» SHORT TASK
Pull out every line below that holds the word "title".

[start]

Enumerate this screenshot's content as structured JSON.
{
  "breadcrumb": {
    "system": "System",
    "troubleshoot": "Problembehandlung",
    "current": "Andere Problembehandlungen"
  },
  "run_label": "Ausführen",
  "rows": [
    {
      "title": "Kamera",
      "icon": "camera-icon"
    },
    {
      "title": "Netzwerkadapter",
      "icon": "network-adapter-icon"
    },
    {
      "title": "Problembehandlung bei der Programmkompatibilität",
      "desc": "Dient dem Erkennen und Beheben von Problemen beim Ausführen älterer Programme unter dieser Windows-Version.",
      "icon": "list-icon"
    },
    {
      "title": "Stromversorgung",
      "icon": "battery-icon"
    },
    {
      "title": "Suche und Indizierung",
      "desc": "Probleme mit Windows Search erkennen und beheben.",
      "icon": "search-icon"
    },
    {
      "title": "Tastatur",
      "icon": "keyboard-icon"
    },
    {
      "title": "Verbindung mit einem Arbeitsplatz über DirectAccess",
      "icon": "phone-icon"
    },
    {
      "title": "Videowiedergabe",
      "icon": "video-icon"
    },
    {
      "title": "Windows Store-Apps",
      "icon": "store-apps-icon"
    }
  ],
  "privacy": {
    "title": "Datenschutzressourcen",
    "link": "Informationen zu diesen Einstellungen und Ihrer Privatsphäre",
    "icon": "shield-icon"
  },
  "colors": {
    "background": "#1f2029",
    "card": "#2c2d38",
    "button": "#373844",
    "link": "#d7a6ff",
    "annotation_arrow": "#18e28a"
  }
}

[end]

» TASK RESULT
      "title": "Kamera",
      "title": "Netzwerkadapter",
      "title": "Problembehandlung bei der Programmkompatibilität",
      "title": "Stromversorgung",
      "title": "Suche und Indizierung",
      "title": "Tastatur",
      "title": "Verbindung mit einem Arbeitsplatz über DirectAccess",
      "title": "Videowiedergabe",
      "title": "Windows Store-Apps",
    "title": "Datenschutzressourcen",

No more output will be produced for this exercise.